+++ Records to process

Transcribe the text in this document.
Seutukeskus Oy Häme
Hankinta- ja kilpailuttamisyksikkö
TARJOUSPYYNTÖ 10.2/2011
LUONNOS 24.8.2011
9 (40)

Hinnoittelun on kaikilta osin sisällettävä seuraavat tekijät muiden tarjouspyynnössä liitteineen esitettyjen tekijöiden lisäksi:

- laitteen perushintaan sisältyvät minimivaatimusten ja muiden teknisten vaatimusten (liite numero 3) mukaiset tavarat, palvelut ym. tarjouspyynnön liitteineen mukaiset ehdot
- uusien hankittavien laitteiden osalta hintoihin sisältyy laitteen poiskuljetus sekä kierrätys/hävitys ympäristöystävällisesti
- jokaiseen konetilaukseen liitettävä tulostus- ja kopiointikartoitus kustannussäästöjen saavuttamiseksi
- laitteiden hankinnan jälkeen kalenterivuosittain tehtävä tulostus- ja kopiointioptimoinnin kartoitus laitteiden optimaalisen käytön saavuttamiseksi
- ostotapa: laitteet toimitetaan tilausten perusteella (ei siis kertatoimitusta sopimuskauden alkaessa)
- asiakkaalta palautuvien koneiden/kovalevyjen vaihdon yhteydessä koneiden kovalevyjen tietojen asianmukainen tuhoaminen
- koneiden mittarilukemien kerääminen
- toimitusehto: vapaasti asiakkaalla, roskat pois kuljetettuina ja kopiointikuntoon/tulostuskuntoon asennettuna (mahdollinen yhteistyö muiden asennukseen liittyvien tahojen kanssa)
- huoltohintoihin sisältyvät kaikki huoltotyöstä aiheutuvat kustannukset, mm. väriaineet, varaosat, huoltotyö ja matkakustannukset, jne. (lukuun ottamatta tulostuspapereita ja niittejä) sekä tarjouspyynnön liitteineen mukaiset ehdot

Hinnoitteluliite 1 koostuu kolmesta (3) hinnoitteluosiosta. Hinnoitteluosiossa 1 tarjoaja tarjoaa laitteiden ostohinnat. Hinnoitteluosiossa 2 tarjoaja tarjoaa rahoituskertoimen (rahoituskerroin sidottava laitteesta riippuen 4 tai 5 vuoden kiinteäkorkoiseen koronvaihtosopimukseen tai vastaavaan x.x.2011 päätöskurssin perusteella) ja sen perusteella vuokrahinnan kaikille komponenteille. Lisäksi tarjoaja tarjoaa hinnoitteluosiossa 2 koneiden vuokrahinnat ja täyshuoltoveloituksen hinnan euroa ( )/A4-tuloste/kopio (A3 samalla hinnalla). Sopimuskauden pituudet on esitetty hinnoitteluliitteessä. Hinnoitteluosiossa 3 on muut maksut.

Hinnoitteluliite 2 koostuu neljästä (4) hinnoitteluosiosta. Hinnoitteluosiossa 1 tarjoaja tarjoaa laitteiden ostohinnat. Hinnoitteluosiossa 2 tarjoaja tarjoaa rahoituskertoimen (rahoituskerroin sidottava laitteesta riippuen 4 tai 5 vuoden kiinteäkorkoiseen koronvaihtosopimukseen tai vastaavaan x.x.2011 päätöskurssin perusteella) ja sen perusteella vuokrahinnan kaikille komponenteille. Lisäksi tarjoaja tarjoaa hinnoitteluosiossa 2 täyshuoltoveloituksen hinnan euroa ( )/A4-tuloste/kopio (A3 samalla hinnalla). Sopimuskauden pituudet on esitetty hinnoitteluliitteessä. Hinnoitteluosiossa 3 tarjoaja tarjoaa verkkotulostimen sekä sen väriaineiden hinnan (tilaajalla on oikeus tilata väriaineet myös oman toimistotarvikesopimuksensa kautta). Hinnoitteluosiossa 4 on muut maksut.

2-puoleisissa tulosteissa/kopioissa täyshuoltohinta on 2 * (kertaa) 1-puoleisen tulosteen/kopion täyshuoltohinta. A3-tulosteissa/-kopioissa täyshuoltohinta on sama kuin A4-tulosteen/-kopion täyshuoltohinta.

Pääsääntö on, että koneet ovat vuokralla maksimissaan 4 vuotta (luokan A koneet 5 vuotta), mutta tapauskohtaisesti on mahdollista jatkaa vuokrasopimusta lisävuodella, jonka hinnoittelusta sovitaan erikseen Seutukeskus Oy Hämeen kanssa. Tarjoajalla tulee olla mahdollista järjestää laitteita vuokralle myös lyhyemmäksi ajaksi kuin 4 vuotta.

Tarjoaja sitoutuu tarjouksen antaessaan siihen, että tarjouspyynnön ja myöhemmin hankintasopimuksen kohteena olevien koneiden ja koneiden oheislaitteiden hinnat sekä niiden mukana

++++++
+++ Records to process

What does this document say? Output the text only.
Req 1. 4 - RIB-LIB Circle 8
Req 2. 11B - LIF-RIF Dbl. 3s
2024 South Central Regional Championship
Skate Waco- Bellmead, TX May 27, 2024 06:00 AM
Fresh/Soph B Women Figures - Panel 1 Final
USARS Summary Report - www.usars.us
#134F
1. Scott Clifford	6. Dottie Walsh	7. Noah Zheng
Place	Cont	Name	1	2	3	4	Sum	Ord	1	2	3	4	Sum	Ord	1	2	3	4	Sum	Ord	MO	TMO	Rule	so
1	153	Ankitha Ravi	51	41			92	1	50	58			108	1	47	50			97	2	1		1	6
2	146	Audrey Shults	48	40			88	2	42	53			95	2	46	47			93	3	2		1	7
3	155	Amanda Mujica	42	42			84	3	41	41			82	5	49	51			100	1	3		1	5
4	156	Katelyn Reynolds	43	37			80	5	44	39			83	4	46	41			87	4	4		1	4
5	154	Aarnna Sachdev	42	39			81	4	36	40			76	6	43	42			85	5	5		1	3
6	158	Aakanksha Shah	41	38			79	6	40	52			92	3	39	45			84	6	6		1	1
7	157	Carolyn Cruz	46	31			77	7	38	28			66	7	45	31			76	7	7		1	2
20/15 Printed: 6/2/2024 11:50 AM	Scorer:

++++++
+++ Records to process

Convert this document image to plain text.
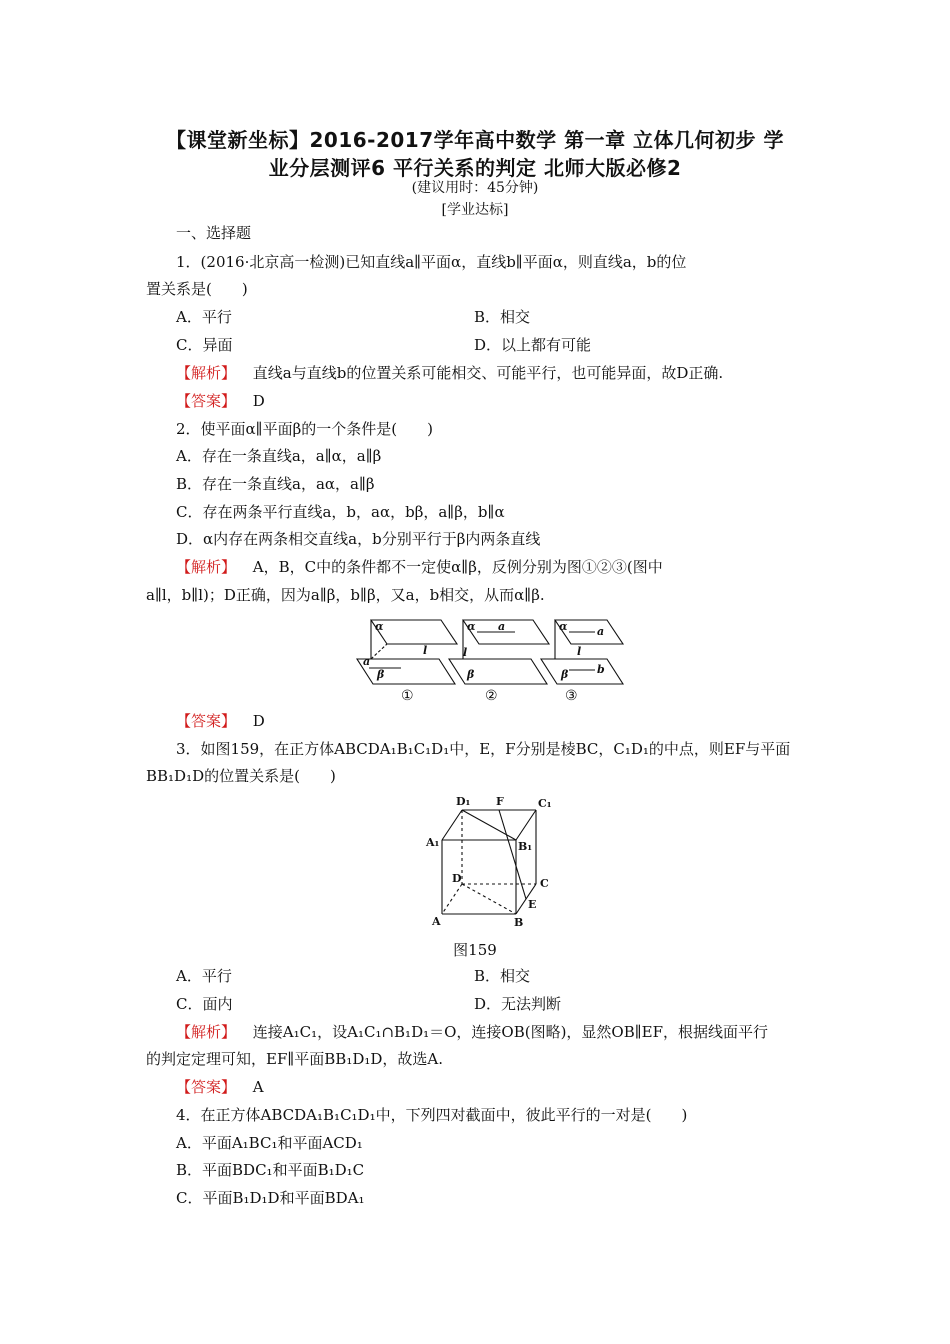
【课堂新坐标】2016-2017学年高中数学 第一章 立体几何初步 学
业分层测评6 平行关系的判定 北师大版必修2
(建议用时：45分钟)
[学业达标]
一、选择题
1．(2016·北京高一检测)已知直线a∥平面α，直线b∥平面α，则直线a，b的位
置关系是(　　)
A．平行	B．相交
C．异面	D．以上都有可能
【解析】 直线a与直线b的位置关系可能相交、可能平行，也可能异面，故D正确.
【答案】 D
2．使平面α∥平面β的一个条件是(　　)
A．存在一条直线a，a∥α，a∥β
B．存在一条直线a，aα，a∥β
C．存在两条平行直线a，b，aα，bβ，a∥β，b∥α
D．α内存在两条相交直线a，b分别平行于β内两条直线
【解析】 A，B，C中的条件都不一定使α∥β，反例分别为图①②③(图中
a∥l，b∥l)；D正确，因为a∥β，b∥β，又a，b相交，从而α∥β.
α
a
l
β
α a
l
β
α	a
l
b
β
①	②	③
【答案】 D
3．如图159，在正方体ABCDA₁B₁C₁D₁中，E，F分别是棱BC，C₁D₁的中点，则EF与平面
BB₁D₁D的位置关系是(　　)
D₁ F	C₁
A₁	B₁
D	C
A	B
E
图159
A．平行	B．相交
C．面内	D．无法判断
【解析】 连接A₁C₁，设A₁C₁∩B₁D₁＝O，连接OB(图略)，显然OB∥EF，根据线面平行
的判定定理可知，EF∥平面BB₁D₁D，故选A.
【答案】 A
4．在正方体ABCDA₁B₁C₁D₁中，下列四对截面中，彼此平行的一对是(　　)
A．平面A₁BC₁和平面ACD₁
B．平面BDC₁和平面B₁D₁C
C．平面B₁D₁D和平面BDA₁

++++++

### Objective
Reproduce each line holding the word "document".

### Answer below
Transcribe the text in this document.
What does this document say? Output the text only.
Convert this document image to plain text.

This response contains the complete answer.